==== RECORDS FOR THE TASK

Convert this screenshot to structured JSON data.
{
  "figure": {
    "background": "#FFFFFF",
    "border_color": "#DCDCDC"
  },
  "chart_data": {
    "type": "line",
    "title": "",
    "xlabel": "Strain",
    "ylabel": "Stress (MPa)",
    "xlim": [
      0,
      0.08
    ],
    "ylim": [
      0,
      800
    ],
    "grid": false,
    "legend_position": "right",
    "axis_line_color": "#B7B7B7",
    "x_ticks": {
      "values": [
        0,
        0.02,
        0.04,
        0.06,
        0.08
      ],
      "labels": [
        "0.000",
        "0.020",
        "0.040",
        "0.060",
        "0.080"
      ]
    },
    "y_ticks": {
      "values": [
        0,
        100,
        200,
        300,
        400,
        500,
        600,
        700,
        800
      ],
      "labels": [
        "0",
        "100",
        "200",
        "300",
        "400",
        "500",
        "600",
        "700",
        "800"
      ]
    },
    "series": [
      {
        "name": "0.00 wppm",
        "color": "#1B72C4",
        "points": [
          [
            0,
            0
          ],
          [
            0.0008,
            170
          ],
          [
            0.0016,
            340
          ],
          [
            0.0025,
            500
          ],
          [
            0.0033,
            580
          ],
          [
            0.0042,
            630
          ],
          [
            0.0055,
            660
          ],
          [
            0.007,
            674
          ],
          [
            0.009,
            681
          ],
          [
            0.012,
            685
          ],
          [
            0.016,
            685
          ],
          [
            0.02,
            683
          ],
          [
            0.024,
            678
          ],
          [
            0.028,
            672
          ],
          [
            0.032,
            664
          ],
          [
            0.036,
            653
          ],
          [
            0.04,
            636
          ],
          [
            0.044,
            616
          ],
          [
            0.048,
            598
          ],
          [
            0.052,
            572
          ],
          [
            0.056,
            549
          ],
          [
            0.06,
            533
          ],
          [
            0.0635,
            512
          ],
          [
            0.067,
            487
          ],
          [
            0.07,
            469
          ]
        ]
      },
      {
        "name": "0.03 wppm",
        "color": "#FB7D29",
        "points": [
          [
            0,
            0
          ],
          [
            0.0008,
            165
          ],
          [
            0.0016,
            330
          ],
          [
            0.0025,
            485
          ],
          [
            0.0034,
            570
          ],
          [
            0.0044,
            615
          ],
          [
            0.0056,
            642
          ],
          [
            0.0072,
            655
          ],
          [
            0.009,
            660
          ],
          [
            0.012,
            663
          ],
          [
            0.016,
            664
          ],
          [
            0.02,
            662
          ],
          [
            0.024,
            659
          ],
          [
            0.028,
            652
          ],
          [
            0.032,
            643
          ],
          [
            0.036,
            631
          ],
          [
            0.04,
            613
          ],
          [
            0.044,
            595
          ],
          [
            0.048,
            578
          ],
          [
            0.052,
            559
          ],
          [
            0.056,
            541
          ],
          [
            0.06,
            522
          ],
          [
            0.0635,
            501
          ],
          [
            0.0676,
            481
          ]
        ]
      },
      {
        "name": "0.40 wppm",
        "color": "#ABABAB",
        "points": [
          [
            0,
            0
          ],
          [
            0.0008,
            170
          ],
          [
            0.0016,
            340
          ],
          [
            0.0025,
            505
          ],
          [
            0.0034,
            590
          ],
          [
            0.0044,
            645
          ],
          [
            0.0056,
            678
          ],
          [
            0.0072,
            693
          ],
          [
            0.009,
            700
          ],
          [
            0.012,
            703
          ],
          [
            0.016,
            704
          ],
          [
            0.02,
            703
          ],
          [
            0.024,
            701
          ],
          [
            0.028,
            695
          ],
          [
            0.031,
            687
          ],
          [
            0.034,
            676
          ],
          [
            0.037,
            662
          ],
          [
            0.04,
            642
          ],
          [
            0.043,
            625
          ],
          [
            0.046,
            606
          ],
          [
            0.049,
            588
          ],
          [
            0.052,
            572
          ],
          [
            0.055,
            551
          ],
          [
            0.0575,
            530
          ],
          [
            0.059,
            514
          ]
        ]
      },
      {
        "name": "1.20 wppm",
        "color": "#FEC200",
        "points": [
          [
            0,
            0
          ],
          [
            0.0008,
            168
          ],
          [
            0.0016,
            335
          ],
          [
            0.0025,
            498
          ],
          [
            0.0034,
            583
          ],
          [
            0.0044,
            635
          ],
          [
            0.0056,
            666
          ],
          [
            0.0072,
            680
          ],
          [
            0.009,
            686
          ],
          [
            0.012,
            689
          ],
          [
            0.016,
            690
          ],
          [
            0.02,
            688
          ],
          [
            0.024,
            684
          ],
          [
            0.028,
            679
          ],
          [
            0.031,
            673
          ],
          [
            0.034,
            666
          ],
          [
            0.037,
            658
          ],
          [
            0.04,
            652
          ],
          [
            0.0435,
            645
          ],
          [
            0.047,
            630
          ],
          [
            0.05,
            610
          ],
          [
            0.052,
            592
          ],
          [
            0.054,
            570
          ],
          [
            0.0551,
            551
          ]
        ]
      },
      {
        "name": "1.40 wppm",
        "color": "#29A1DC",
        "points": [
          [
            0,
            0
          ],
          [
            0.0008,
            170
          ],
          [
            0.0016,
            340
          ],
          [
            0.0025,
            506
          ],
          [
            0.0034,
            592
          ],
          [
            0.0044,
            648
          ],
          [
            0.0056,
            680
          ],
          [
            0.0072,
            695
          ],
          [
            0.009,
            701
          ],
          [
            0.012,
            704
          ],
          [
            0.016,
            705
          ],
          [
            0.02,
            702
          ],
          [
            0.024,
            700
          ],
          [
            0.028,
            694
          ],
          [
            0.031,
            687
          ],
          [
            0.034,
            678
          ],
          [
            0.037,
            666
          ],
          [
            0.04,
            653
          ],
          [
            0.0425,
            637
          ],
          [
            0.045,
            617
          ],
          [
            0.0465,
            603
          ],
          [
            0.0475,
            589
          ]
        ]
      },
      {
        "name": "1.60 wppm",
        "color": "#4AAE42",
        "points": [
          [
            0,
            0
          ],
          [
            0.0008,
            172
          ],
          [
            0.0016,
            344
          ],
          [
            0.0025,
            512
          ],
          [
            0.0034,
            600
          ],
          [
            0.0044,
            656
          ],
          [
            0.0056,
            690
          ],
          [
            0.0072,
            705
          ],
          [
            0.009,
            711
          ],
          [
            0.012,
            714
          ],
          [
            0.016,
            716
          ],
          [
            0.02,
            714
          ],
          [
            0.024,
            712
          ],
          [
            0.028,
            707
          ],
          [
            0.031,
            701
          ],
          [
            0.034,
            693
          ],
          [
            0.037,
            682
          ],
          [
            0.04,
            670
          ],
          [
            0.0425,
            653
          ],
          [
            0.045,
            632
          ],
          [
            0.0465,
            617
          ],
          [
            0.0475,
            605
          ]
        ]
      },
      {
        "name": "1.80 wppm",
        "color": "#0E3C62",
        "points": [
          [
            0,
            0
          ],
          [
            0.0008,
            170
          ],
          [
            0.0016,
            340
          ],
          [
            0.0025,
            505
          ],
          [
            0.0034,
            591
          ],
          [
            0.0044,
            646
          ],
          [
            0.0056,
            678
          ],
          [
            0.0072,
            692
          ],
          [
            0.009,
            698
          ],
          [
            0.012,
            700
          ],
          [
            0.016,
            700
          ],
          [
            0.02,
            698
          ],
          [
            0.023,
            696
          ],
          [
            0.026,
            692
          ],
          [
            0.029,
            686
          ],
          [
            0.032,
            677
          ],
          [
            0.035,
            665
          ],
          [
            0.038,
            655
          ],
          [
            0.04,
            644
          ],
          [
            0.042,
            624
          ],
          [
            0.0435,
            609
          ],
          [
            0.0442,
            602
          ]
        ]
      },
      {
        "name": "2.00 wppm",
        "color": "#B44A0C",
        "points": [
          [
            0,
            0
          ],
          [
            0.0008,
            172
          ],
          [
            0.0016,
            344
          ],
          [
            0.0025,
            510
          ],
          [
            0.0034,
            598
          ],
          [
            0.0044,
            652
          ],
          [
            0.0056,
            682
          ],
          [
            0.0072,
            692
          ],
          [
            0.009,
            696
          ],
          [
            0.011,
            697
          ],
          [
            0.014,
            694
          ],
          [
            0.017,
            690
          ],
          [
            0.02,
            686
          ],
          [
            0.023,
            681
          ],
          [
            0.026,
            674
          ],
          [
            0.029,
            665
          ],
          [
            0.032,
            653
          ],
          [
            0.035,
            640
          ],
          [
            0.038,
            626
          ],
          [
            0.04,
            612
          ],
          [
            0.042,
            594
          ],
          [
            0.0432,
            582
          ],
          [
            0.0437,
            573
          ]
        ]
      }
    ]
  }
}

========

### WHAT IS BEING ASKED
Return the number of lines that include the word "name", and nothing else.

### OUTPUT FOR THIS EXERCISE
8